[Start ENTRIES PROVIDED]

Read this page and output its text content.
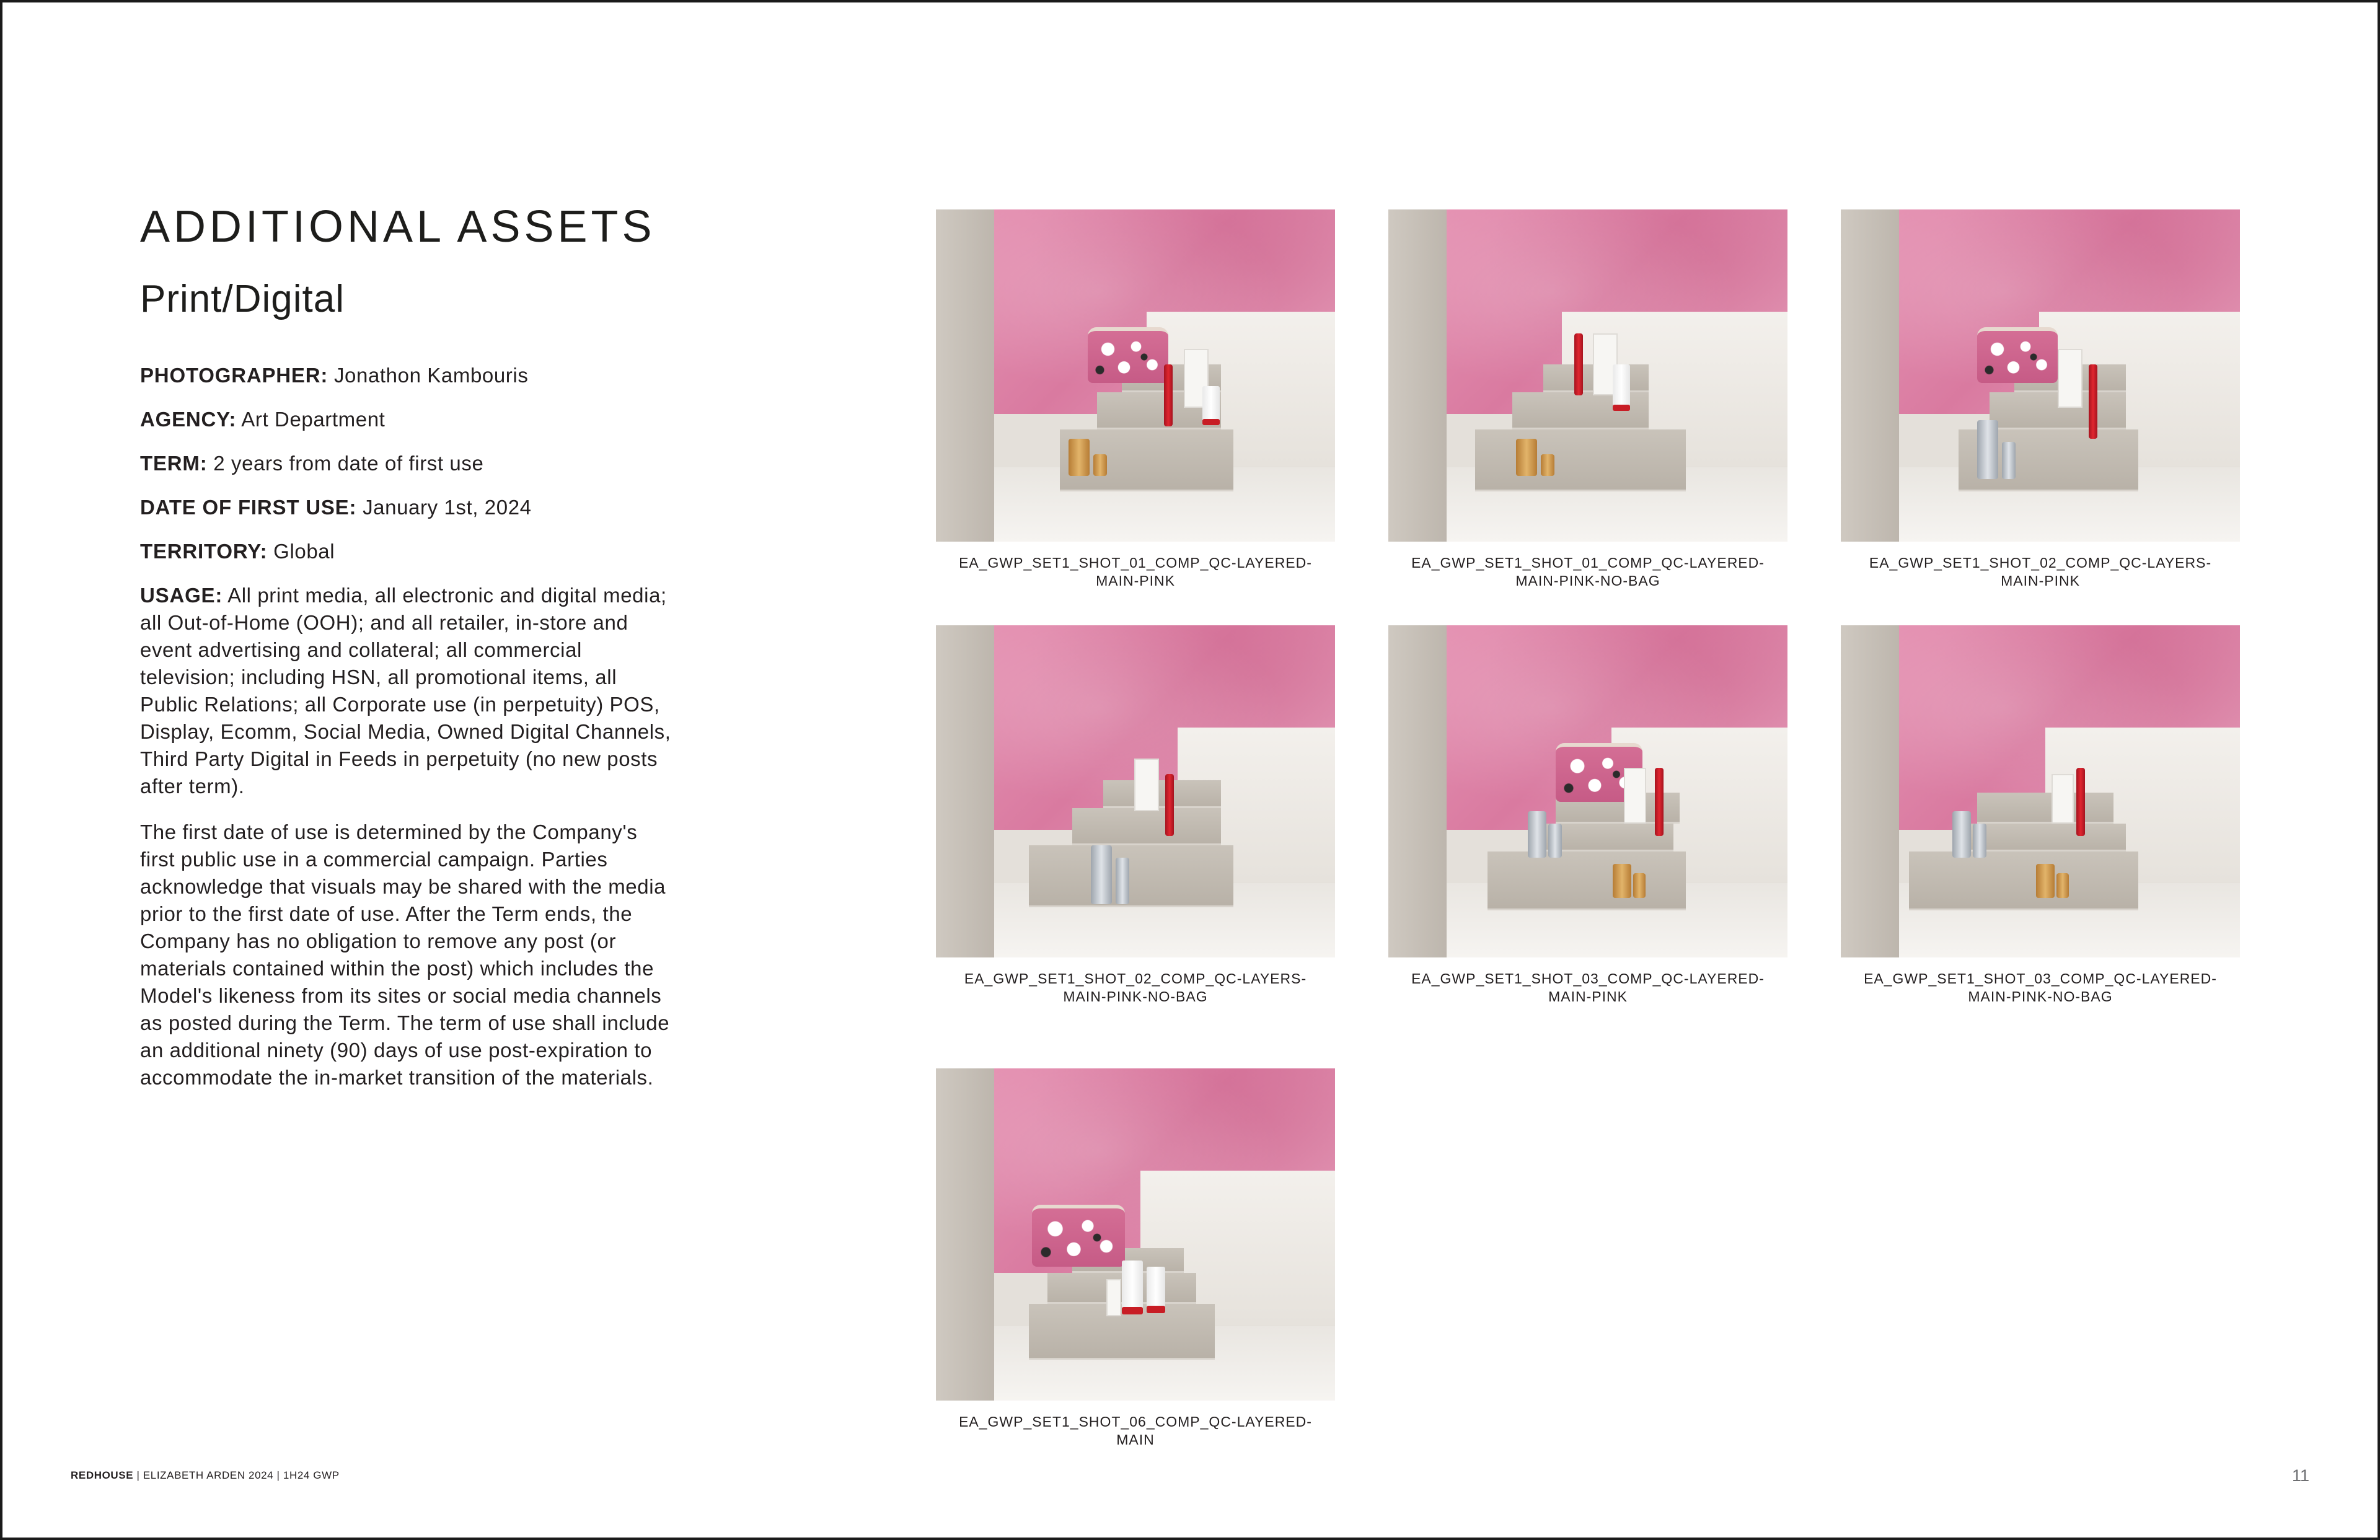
ADDITIONAL ASSETS
Print/Digital

PHOTOGRAPHER: Jonathon Kambouris

AGENCY: Art Department

TERM: 2 years from date of first use

DATE OF FIRST USE: January 1st, 2024

TERRITORY: Global

USAGE: All print media, all electronic and digital media; all Out-of-Home (OOH); and all retailer, in-store and event advertising and collateral; all commercial television; including HSN, all promotional items, all Public Relations; all Corporate use (in perpetuity) POS, Display, Ecomm, Social Media, Owned Digital Channels, Third Party Digital in Feeds in perpetuity (no new posts after term).

The first date of use is determined by the Company's first public use in a commercial campaign. Parties acknowledge that visuals may be shared with the media prior to the first date of use. After the Term ends, the Company has no obligation to remove any post (or materials contained within the post) which includes the Model's likeness from its sites or social media channels as posted during the Term. The term of use shall include an additional ninety (90) days of use post-expiration to accommodate the in-market transition of the materials.

EA_GWP_SET1_SHOT_01_COMP_QC-LAYERED-MAIN-PINK

EA_GWP_SET1_SHOT_01_COMP_QC-LAYERED-MAIN-PINK-NO-BAG

EA_GWP_SET1_SHOT_02_COMP_QC-LAYERS-MAIN-PINK

EA_GWP_SET1_SHOT_02_COMP_QC-LAYERS-MAIN-PINK-NO-BAG

EA_GWP_SET1_SHOT_03_COMP_QC-LAYERED-MAIN-PINK

EA_GWP_SET1_SHOT_03_COMP_QC-LAYERED-MAIN-PINK-NO-BAG

EA_GWP_SET1_SHOT_06_COMP_QC-LAYERED-MAIN

REDHOUSE | ELIZABETH ARDEN 2024 | 1H24 GWP	11
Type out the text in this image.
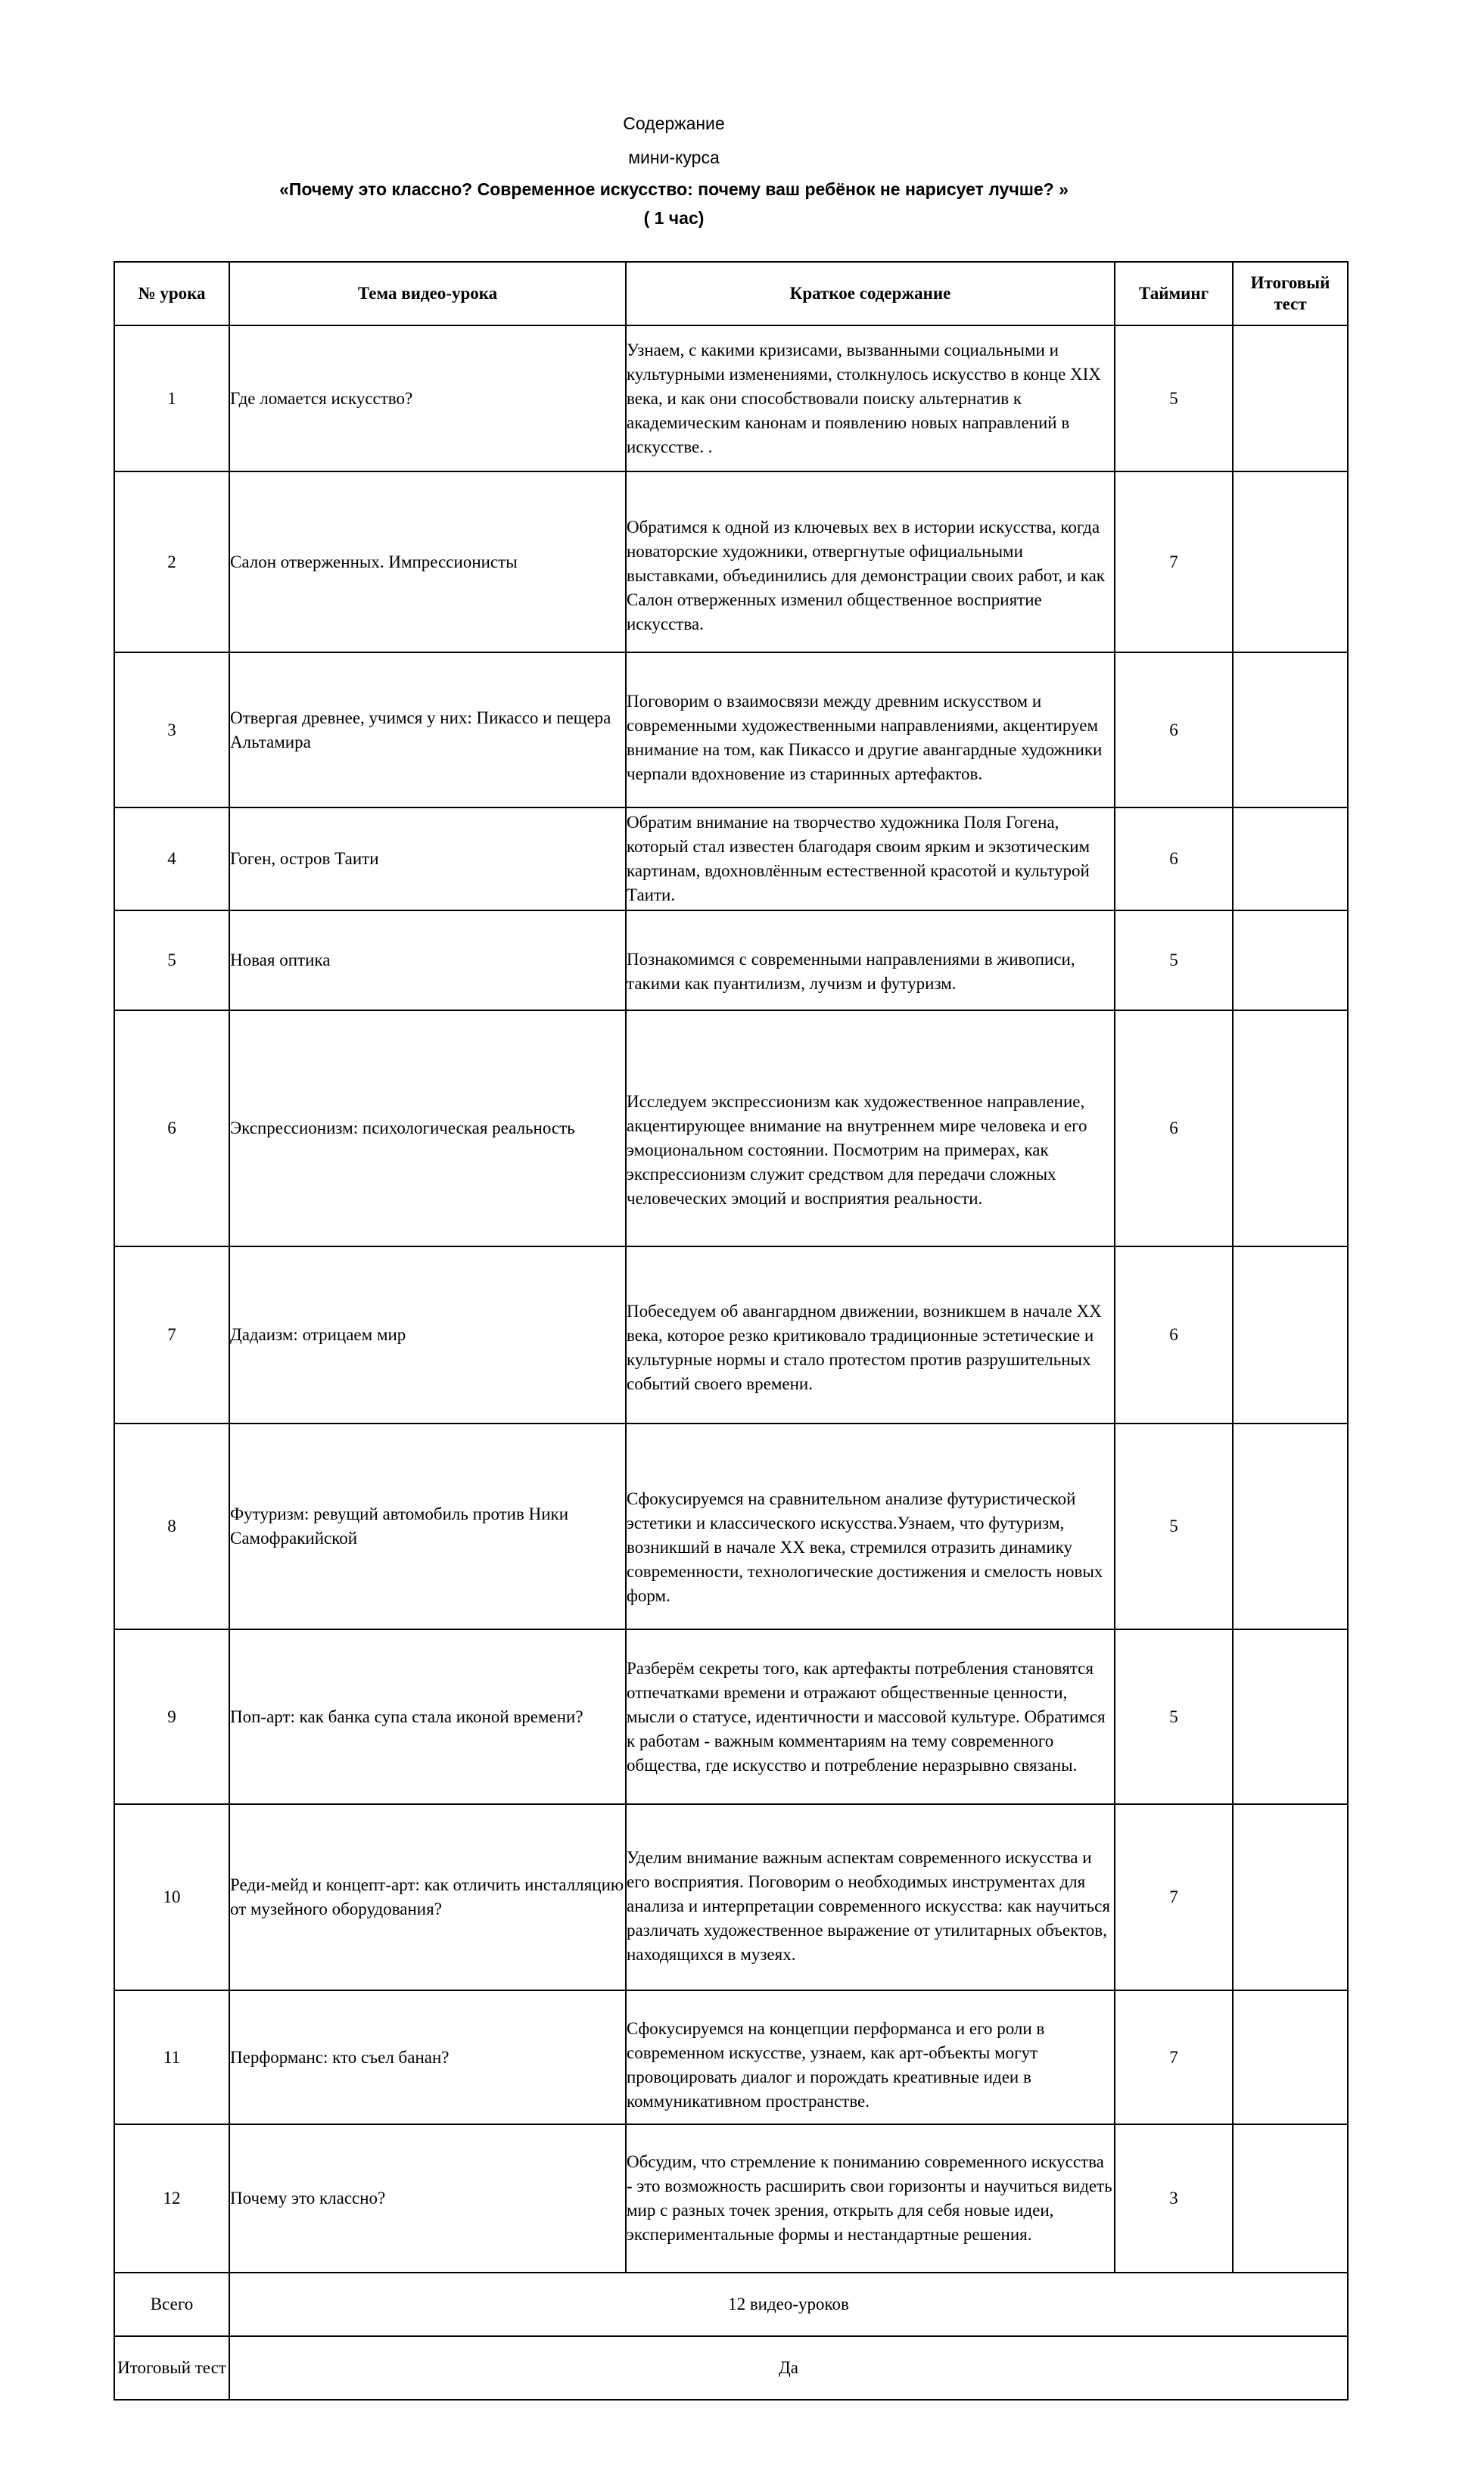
Содержание
мини-курса
«Почему это классно? Современное искусство: почему ваш ребёнок не нарисует лучше? »
( 1 час)
№ урока	Тема видео-урока	Краткое содержание	Тайминг	Итоговый тест
1	Где ломается искусство?	Узнаем, с какими кризисами, вызванными социальными и культурными изменениями, столкнулось искусство в конце XIX века, и как они способствовали поиску альтернатив к академическим канонам и появлению новых направлений в искусстве. .	5	
2	Салон отверженных. Импрессионисты	Обратимся к одной из ключевых вех в истории искусства, когда новаторские художники, отвергнутые официальными выставками, объединились для демонстрации своих работ, и как Салон отверженных изменил общественное восприятие искусства.	7	
3	Отвергая древнее, учимся у них: Пикассо и пещера Альтамира	Поговорим о взаимосвязи между древним искусством и современными художественными направлениями, акцентируем внимание на том, как Пикассо и другие авангардные художники черпали вдохновение из старинных артефактов.	6	
4	Гоген, остров Таити	Обратим внимание на творчество художника Поля Гогена, который стал известен благодаря своим ярким и экзотическим картинам, вдохновлённым естественной красотой и культурой Таити.	6	
5	Новая оптика	Познакомимся с современными направлениями в живописи, такими как пуантилизм, лучизм и футуризм.	5	
6	Экспрессионизм: психологическая реальность	Исследуем экспрессионизм как художественное направление, акцентирующее внимание на внутреннем мире человека и его эмоциональном состоянии. Посмотрим на примерах, как экспрессионизм служит средством для передачи сложных человеческих эмоций и восприятия реальности.	6	
7	Дадаизм: отрицаем мир	Побеседуем об авангардном движении, возникшем в начале XX века, которое резко критиковало традиционные эстетические и культурные нормы и стало протестом против разрушительных событий своего времени.	6	
8	Футуризм: ревущий автомобиль против Ники Самофракийской	Сфокусируемся на сравнительном анализе футуристической эстетики и классического искусства.Узнаем, что футуризм, возникший в начале XX века, стремился отразить динамику современности, технологические достижения и смелость новых форм.	5	
9	Поп-арт: как банка супа стала иконой времени?	Разберём секреты того, как артефакты потребления становятся отпечатками времени и отражают общественные ценности, мысли о статусе, идентичности и массовой культуре. Обратимся к работам - важным комментариям на тему современного общества, где искусство и потребление неразрывно связаны.	5	
10	Реди-мейд и концепт-арт: как отличить инсталляцию от музейного оборудования?	Уделим внимание важным аспектам современного искусства и его восприятия. Поговорим о необходимых инструментах для анализа и интерпретации современного искусства: как научиться различать художественное выражение от утилитарных объектов, находящихся в музеях.	7	
11	Перформанс: кто съел банан?	Сфокусируемся на концепции перформанса и его роли в современном искусстве, узнаем, как арт-объекты могут провоцировать диалог и порождать креативные идеи в коммуникативном пространстве.	7	
12	Почему это классно?	Обсудим, что стремление к пониманию современного искусства - это возможность расширить свои горизонты и научиться видеть мир с разных точек зрения, открыть для себя новые идеи, экспериментальные формы и нестандартные решения.	3	
Всего	12 видео-уроков			
Итоговый тест	Да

[End ENTRIES PROVIDED]

TASK DIRECTIONS. Determine the number of lines in the data that contain "commercial" as a word or string, and state only that number.

COMPLETE OUTPUT. 2